Short task: Give back the full listing, character for character, with no pictures.

++++ Records to use

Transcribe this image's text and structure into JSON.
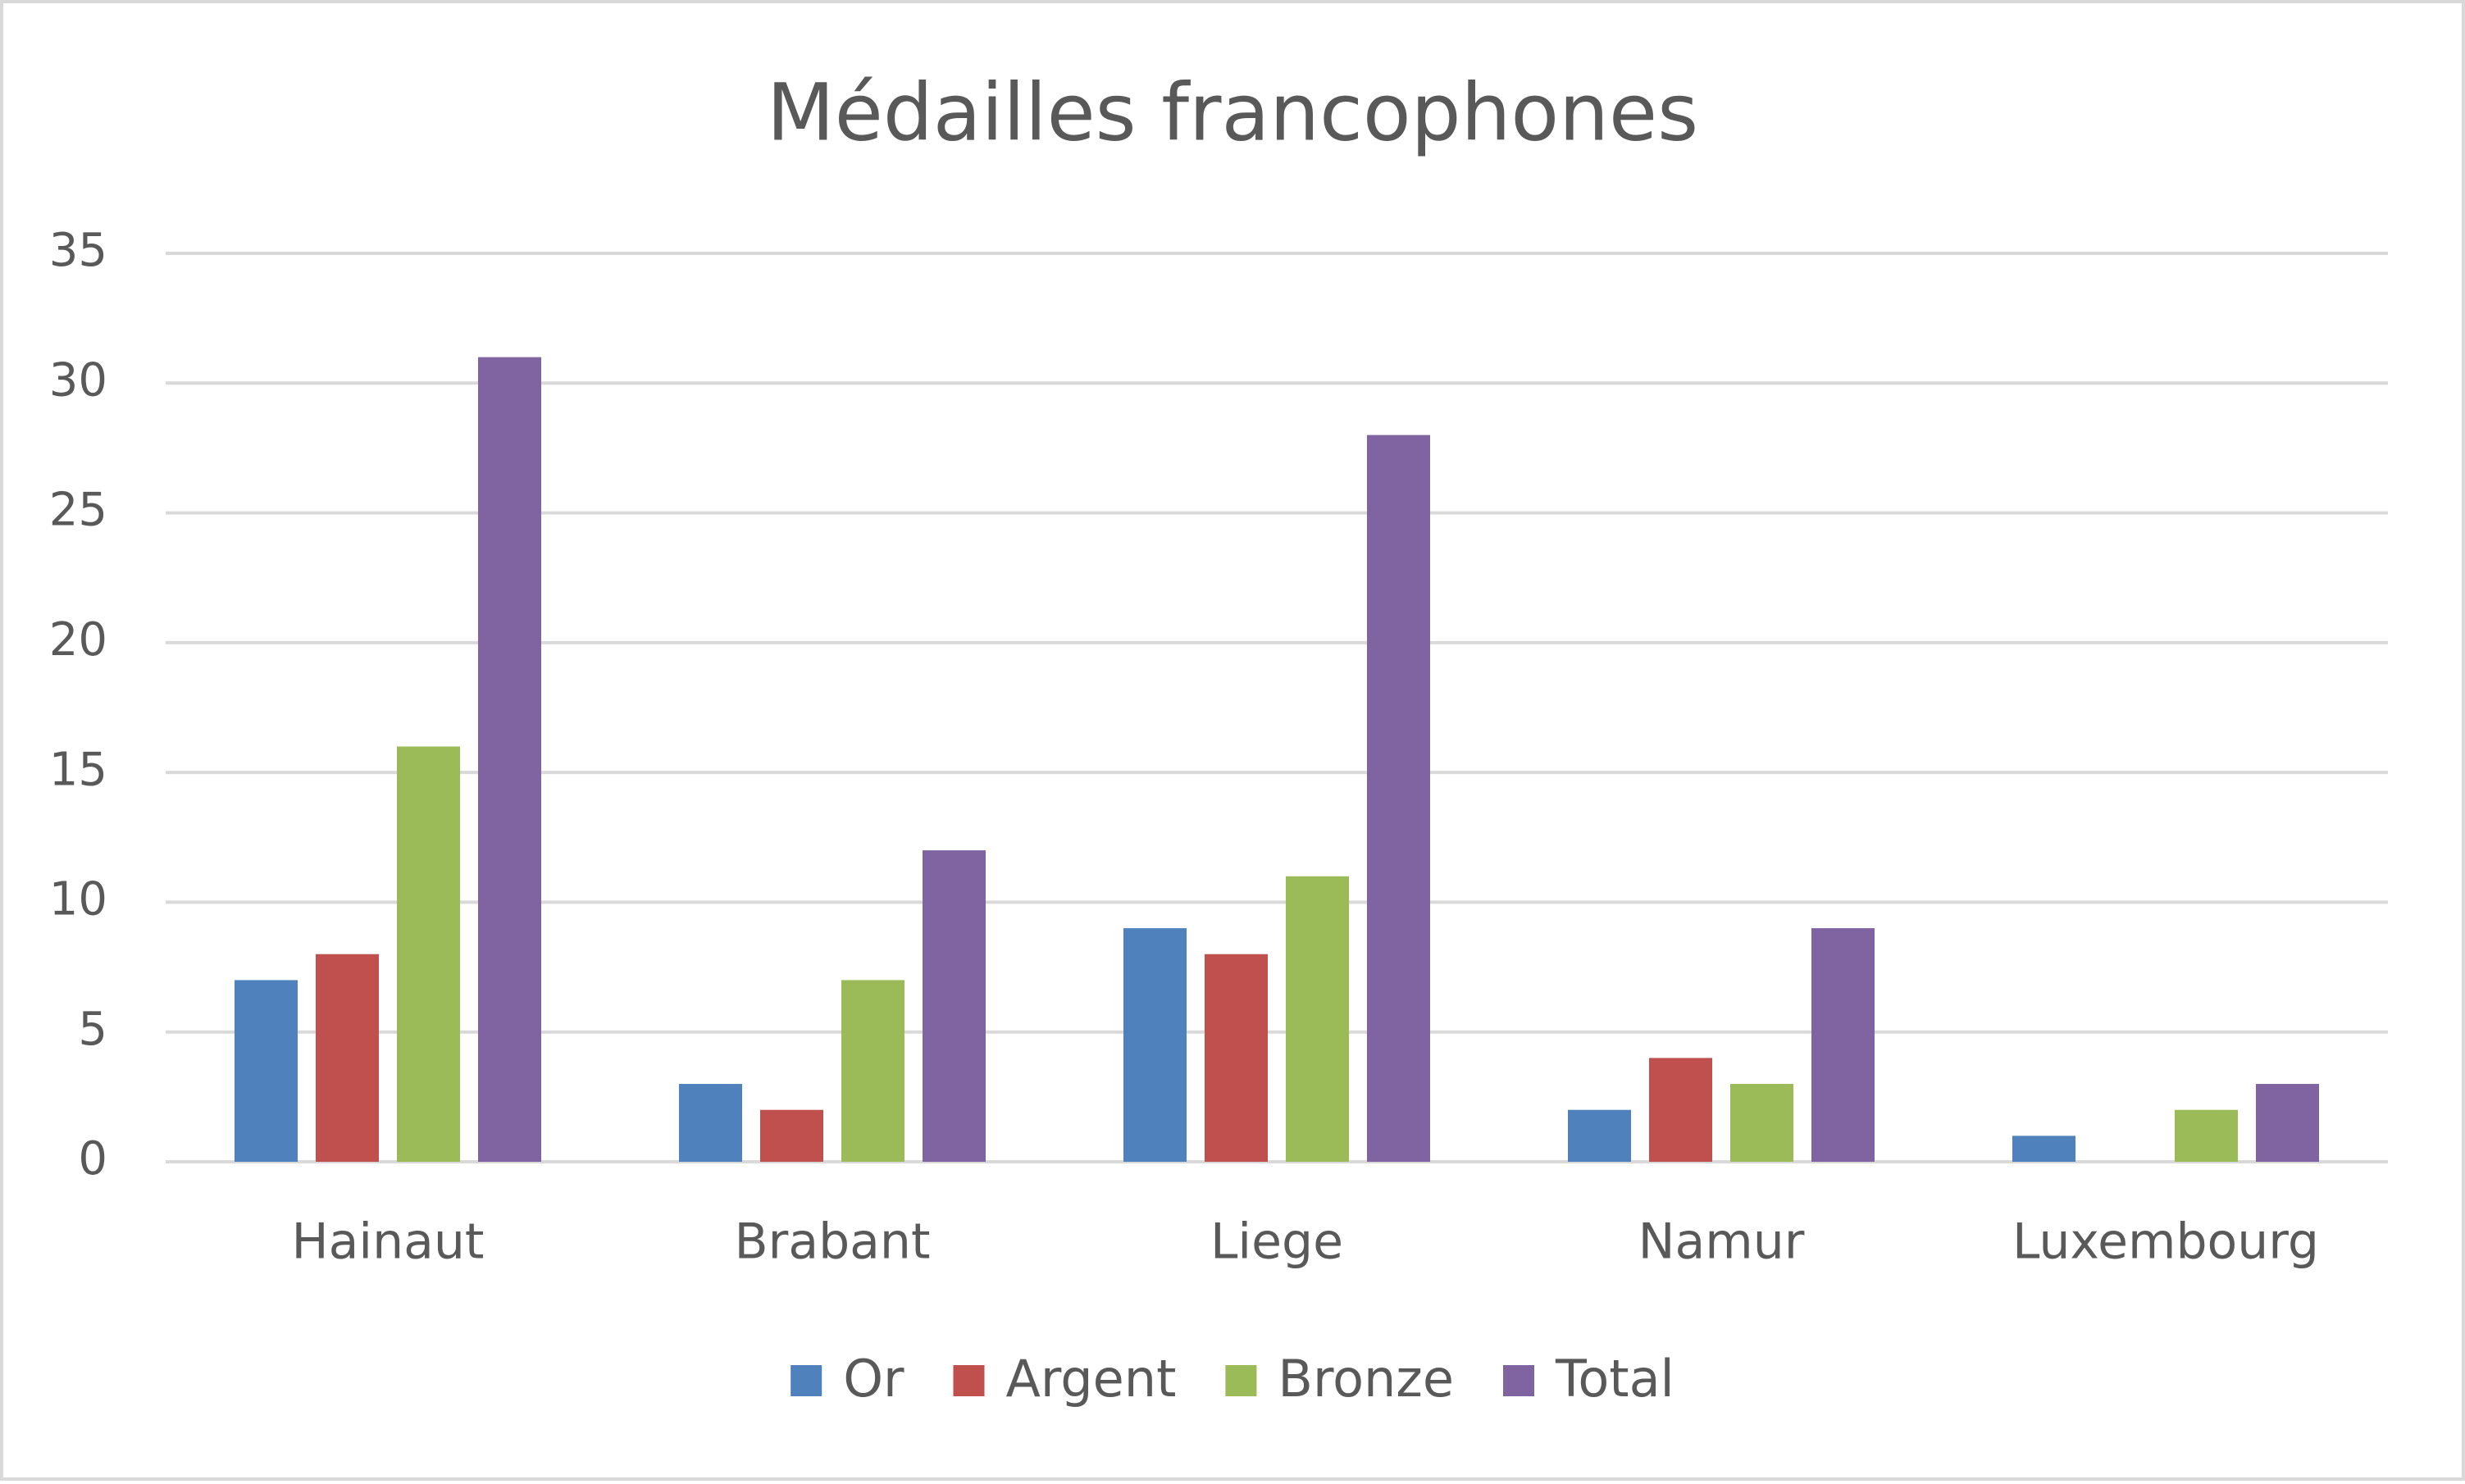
{
  "chart_data": {
    "type": "bar",
    "title": "Médailles francophones",
    "categories": [
      "Hainaut",
      "Brabant",
      "Liege",
      "Namur",
      "Luxembourg"
    ],
    "series": [
      {
        "name": "Or",
        "color": "#4f81bd",
        "values": [
          7,
          3,
          9,
          2,
          1
        ]
      },
      {
        "name": "Argent",
        "color": "#c0504d",
        "values": [
          8,
          2,
          8,
          4,
          0
        ]
      },
      {
        "name": "Bronze",
        "color": "#9bbb59",
        "values": [
          16,
          7,
          11,
          3,
          2
        ]
      },
      {
        "name": "Total",
        "color": "#8064a2",
        "values": [
          31,
          12,
          28,
          9,
          3
        ]
      }
    ],
    "ylim": [
      0,
      35
    ],
    "yticks": [
      0,
      5,
      10,
      15,
      20,
      25,
      30,
      35
    ],
    "grid": true,
    "legend": "bottom"
  }
}
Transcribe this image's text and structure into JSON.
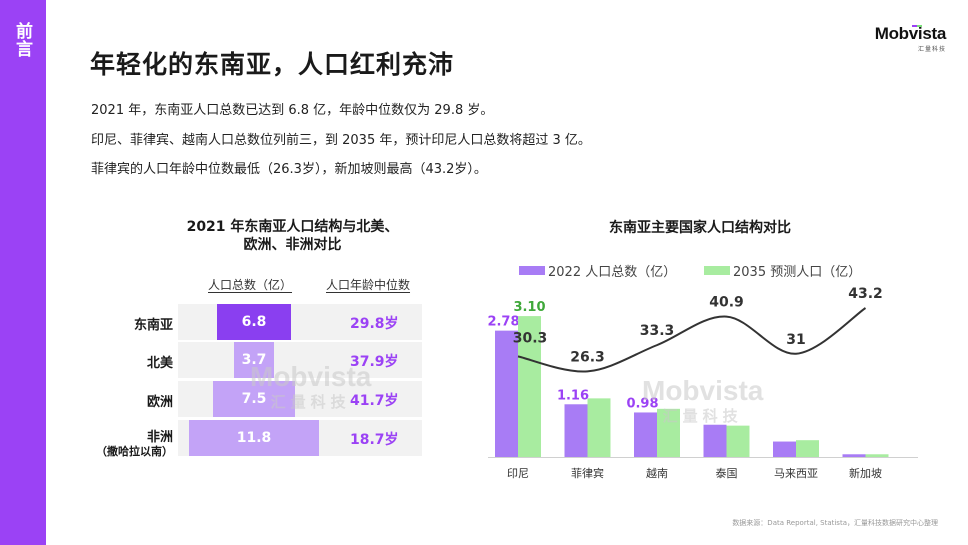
{
  "sidebar": {
    "label": "前言",
    "color": "#9b42f5"
  },
  "logo": {
    "name": "Mobvista",
    "sub": "汇量科技"
  },
  "page_title": "年轻化的东南亚，人口红利充沛",
  "intro": [
    "2021 年，东南亚人口总数已达到 6.8 亿，年龄中位数仅为 29.8 岁。",
    "印尼、菲律宾、越南人口总数位列前三，到 2035 年，预计印尼人口总数将超过 3 亿。",
    "菲律宾的人口年龄中位数最低（26.3岁），新加坡则最高（43.2岁）。"
  ],
  "watermark": {
    "main": "Mobvista",
    "sub": "汇量科技"
  },
  "source": "数据来源：Data Reportal, Statista，汇量科技数据研究中心整理",
  "chart_data": [
    {
      "type": "table",
      "title": "2021 年东南亚人口结构与北美、欧洲、非洲对比",
      "title_lines": [
        "2021 年东南亚人口结构与北美、",
        "欧洲、非洲对比"
      ],
      "columns": [
        "人口总数（亿）",
        "人口年龄中位数"
      ],
      "rows": [
        {
          "region": "东南亚",
          "sub": "",
          "population": 6.8,
          "population_label": "6.8",
          "median_age": "29.8岁",
          "color": "#8a3ff0"
        },
        {
          "region": "北美",
          "sub": "",
          "population": 3.7,
          "population_label": "3.7",
          "median_age": "37.9岁",
          "color": "#c3a3f7"
        },
        {
          "region": "欧洲",
          "sub": "",
          "population": 7.5,
          "population_label": "7.5",
          "median_age": "41.7岁",
          "color": "#c3a3f7"
        },
        {
          "region": "非洲",
          "sub": "（撒哈拉以南）",
          "population": 11.8,
          "population_label": "11.8",
          "median_age": "18.7岁",
          "color": "#c3a3f7"
        }
      ]
    },
    {
      "type": "bar",
      "title": "东南亚主要国家人口结构对比",
      "categories": [
        "印尼",
        "菲律宾",
        "越南",
        "泰国",
        "马来西亚",
        "新加坡"
      ],
      "series": [
        {
          "name": "2022 人口总数（亿）",
          "color": "#a87cf5",
          "values": [
            2.78,
            1.16,
            0.98,
            0.71,
            0.34,
            0.06
          ],
          "labels": [
            "2.78",
            "1.16",
            "0.98",
            "",
            "",
            ""
          ],
          "label_color": "#9b42f5"
        },
        {
          "name": "2035 预测人口（亿）",
          "color": "#a8eca0",
          "values": [
            3.1,
            1.29,
            1.06,
            0.69,
            0.37,
            0.06
          ],
          "labels": [
            "3.10",
            "",
            "",
            "",
            "",
            ""
          ],
          "label_color": "#3fa83a"
        }
      ],
      "line": {
        "name": "人口年龄中位数",
        "color": "#333333",
        "values": [
          30.3,
          26.3,
          33.3,
          40.9,
          31,
          43.2
        ],
        "labels": [
          "30.3",
          "26.3",
          "33.3",
          "40.9",
          "31",
          "43.2"
        ]
      },
      "ylim": [
        0,
        3.3
      ],
      "line_ylim": [
        20,
        48
      ],
      "grid": false,
      "legend": "top"
    }
  ]
}
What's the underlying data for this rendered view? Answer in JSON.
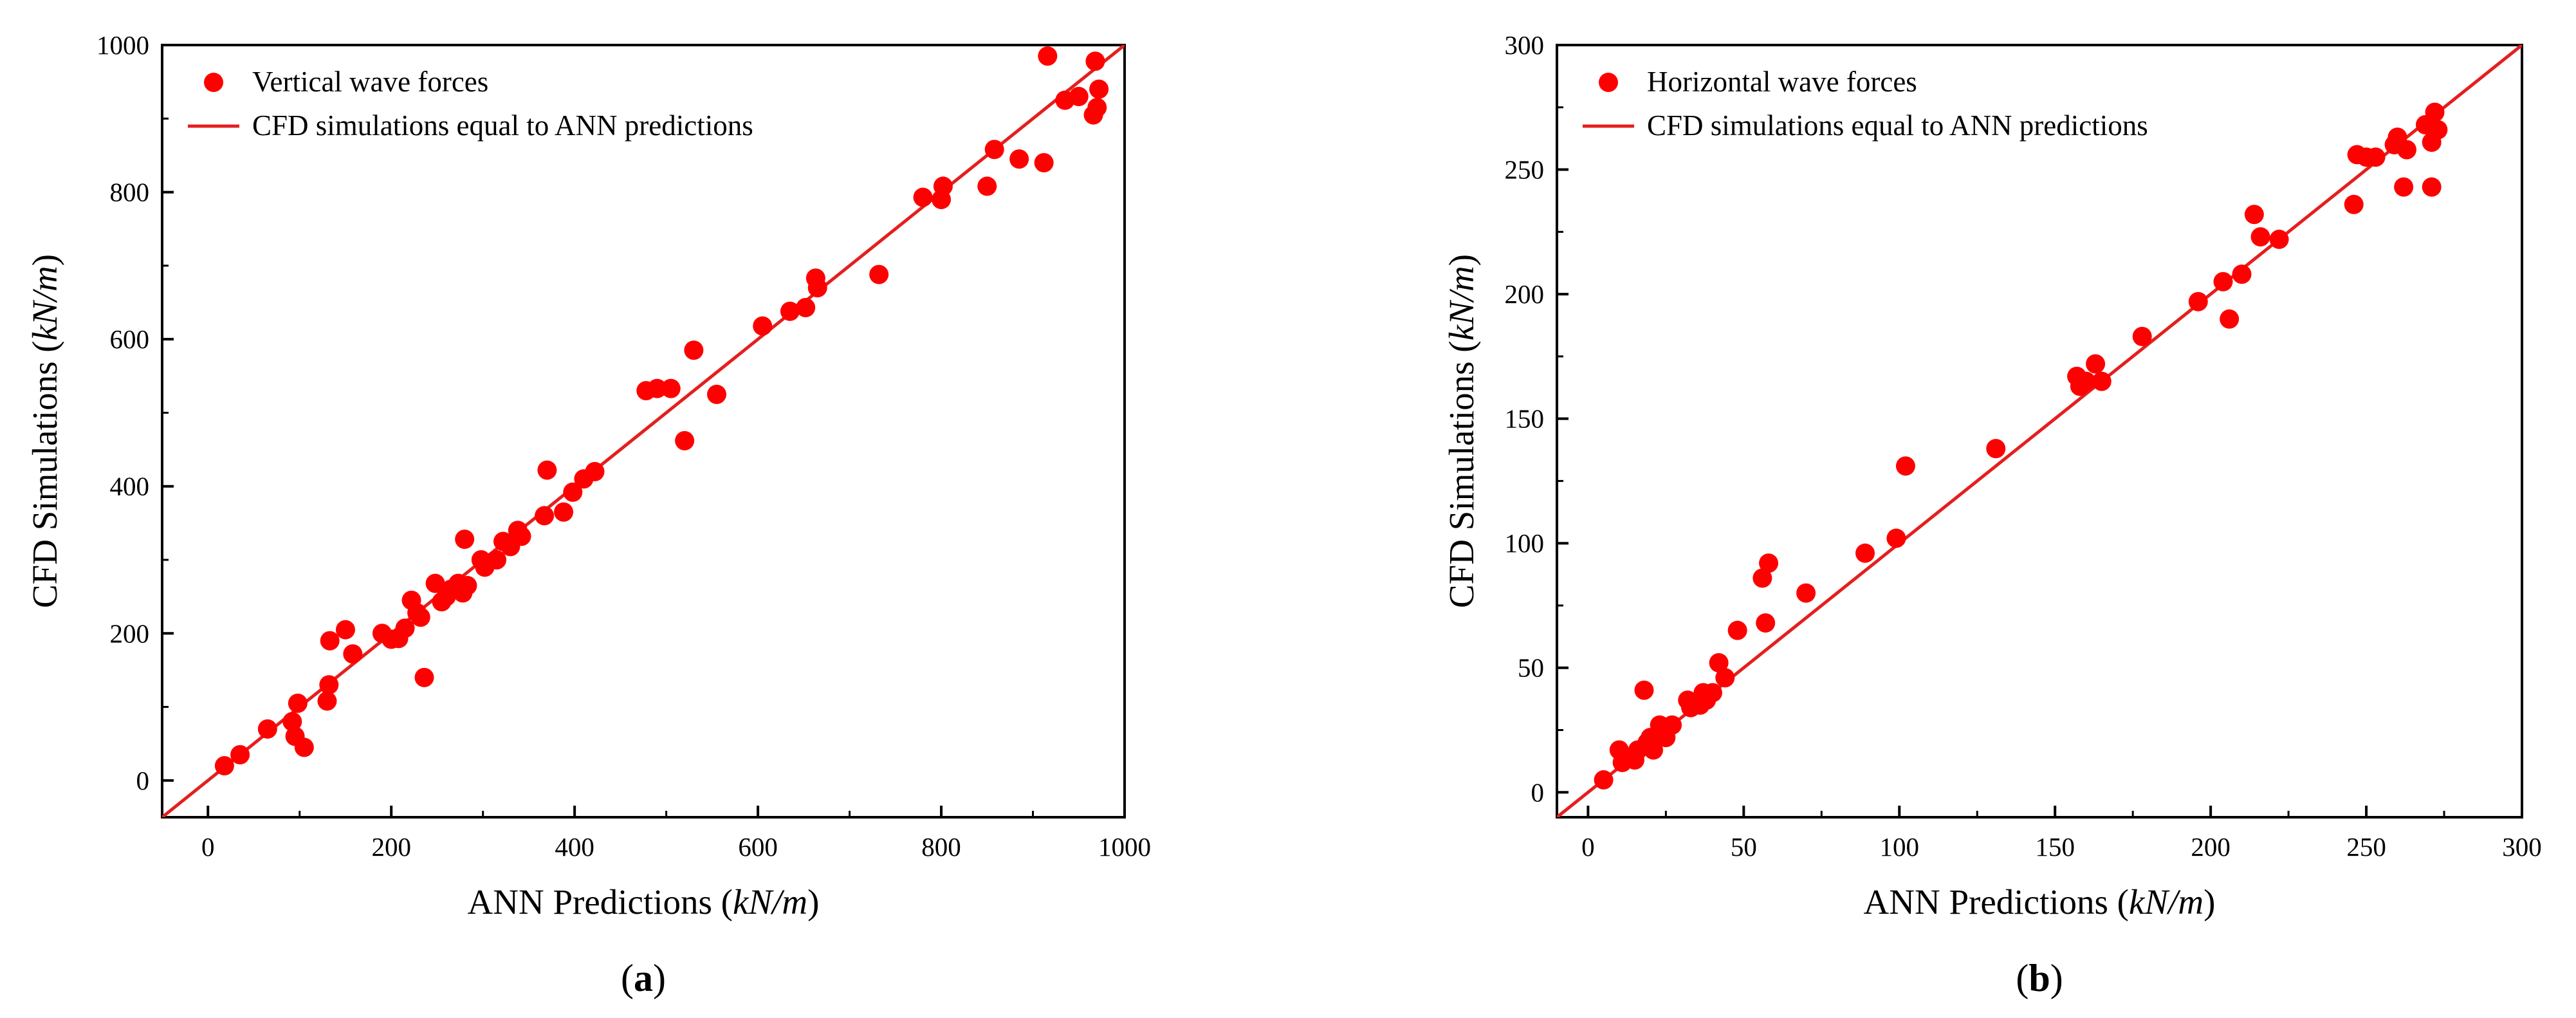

++++++++

Exercise answer:
Transcribe this image's text and structure into JSON.
{
  "chart_data": {
    "type": "bar",
    "title": "Médailles francophones",
    "categories": [
      "Hainaut",
      "Brabant",
      "Liege",
      "Namur",
      "Luxembourg"
    ],
    "series": [
      {
        "name": "Or",
        "color": "#4f81bd",
        "values": [
          7,
          3,
          9,
          2,
          1
        ]
      },
      {
        "name": "Argent",
        "color": "#c0504d",
        "values": [
          8,
          2,
          8,
          4,
          0
        ]
      },
      {
        "name": "Bronze",
        "color": "#9bbb59",
        "values": [
          16,
          7,
          11,
          3,
          2
        ]
      },
      {
        "name": "Total",
        "color": "#8064a2",
        "values": [
          31,
          12,
          28,
          9,
          3
        ]
      }
    ],
    "ylim": [
      0,
      35
    ],
    "yticks": [
      0,
      5,
      10,
      15,
      20,
      25,
      30,
      35
    ],
    "grid": true,
    "legend": "bottom"
  }
}
Transcribe this image's text and structure into JSON.
{
  "sidebar": {
    "label": "前言",
    "color": "#9b42f5"
  },
  "logo": {
    "name": "Mobvista",
    "sub": "汇量科技"
  },
  "page_title": "年轻化的东南亚，人口红利充沛",
  "intro": [
    "2021 年，东南亚人口总数已达到 6.8 亿，年龄中位数仅为 29.8 岁。",
    "印尼、菲律宾、越南人口总数位列前三，到 2035 年，预计印尼人口总数将超过 3 亿。",
    "菲律宾的人口年龄中位数最低（26.3岁），新加坡则最高（43.2岁）。"
  ],
  "watermark": {
    "main": "Mobvista",
    "sub": "汇量科技"
  },
  "source": "数据来源：Data Reportal, Statista，汇量科技数据研究中心整理",
  "chart_data": [
    {
      "type": "table",
      "title": "2021 年东南亚人口结构与北美、欧洲、非洲对比",
      "title_lines": [
        "2021 年东南亚人口结构与北美、",
        "欧洲、非洲对比"
      ],
      "columns": [
        "人口总数（亿）",
        "人口年龄中位数"
      ],
      "rows": [
        {
          "region": "东南亚",
          "sub": "",
          "population": 6.8,
          "population_label": "6.8",
          "median_age": "29.8岁",
          "color": "#8a3ff0"
        },
        {
          "region": "北美",
          "sub": "",
          "population": 3.7,
          "population_label": "3.7",
          "median_age": "37.9岁",
          "color": "#c3a3f7"
        },
        {
          "region": "欧洲",
          "sub": "",
          "population": 7.5,
          "population_label": "7.5",
          "median_age": "41.7岁",
          "color": "#c3a3f7"
        },
        {
          "region": "非洲",
          "sub": "（撒哈拉以南）",
          "population": 11.8,
          "population_label": "11.8",
          "median_age": "18.7岁",
          "color": "#c3a3f7"
        }
      ]
    },
    {
      "type": "bar",
      "title": "东南亚主要国家人口结构对比",
      "categories": [
        "印尼",
        "菲律宾",
        "越南",
        "泰国",
        "马来西亚",
        "新加坡"
      ],
      "series": [
        {
          "name": "2022 人口总数（亿）",
          "color": "#a87cf5",
          "values": [
            2.78,
            1.16,
            0.98,
            0.71,
            0.34,
            0.06
          ],
          "labels": [
            "2.78",
            "1.16",
            "0.98",
            "",
            "",
            ""
          ],
          "label_color": "#9b42f5"
        },
        {
          "name": "2035 预测人口（亿）",
          "color": "#a8eca0",
          "values": [
            3.1,
            1.29,
            1.06,
            0.69,
            0.37,
            0.06
          ],
          "labels": [
            "3.10",
            "",
            "",
            "",
            "",
            ""
          ],
          "label_color": "#3fa83a"
        }
      ],
      "line": {
        "name": "人口年龄中位数",
        "color": "#333333",
        "values": [
          30.3,
          26.3,
          33.3,
          40.9,
          31,
          43.2
        ],
        "labels": [
          "30.3",
          "26.3",
          "33.3",
          "40.9",
          "31",
          "43.2"
        ]
      },
      "ylim": [
        0,
        3.3
      ],
      "line_ylim": [
        20,
        48
      ],
      "grid": false,
      "legend": "top"
    }
  ]
}
What's the underlying data for this rendered view? Answer in JSON.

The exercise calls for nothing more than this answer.